Extracted data entries |

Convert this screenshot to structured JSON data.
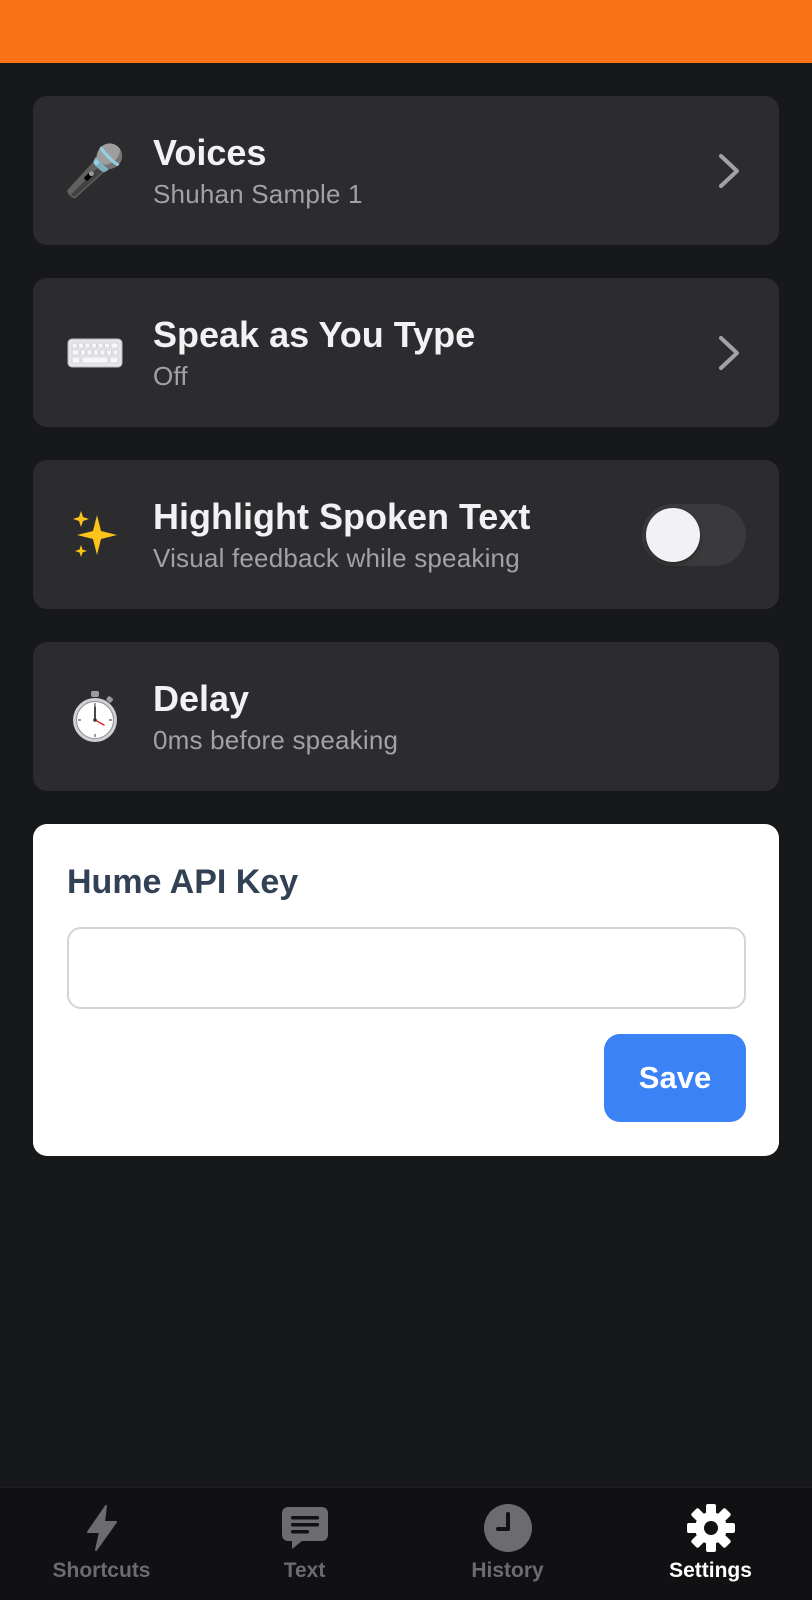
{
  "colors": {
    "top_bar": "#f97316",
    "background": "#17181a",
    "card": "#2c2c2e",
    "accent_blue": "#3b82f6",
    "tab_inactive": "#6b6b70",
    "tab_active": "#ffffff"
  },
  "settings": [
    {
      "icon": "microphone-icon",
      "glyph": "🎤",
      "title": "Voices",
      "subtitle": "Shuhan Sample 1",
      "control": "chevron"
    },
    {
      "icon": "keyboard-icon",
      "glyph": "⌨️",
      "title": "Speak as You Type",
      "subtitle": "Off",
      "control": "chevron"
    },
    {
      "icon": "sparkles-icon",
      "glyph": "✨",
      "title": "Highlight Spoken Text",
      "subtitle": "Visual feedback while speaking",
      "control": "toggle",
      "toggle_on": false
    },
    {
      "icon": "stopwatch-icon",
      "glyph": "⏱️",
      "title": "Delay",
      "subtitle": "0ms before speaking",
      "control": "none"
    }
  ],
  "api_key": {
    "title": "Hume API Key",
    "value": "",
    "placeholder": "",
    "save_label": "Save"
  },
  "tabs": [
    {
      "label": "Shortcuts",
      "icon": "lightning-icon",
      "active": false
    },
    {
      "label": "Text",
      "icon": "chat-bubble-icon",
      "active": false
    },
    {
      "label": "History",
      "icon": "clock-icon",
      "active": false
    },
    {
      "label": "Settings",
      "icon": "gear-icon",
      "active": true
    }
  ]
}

What you have to do | Without the pictures, print the whole listing exactly as given.

Exercise answer |
Convert this screenshot to structured JSON data.
{
  "colors": {
    "top_bar": "#f97316",
    "background": "#17181a",
    "card": "#2c2c2e",
    "accent_blue": "#3b82f6",
    "tab_inactive": "#6b6b70",
    "tab_active": "#ffffff"
  },
  "settings": [
    {
      "icon": "microphone-icon",
      "glyph": "🎤",
      "title": "Voices",
      "subtitle": "Shuhan Sample 1",
      "control": "chevron"
    },
    {
      "icon": "keyboard-icon",
      "glyph": "⌨️",
      "title": "Speak as You Type",
      "subtitle": "Off",
      "control": "chevron"
    },
    {
      "icon": "sparkles-icon",
      "glyph": "✨",
      "title": "Highlight Spoken Text",
      "subtitle": "Visual feedback while speaking",
      "control": "toggle",
      "toggle_on": false
    },
    {
      "icon": "stopwatch-icon",
      "glyph": "⏱️",
      "title": "Delay",
      "subtitle": "0ms before speaking",
      "control": "none"
    }
  ],
  "api_key": {
    "title": "Hume API Key",
    "value": "",
    "placeholder": "",
    "save_label": "Save"
  },
  "tabs": [
    {
      "label": "Shortcuts",
      "icon": "lightning-icon",
      "active": false
    },
    {
      "label": "Text",
      "icon": "chat-bubble-icon",
      "active": false
    },
    {
      "label": "History",
      "icon": "clock-icon",
      "active": false
    },
    {
      "label": "Settings",
      "icon": "gear-icon",
      "active": true
    }
  ]
}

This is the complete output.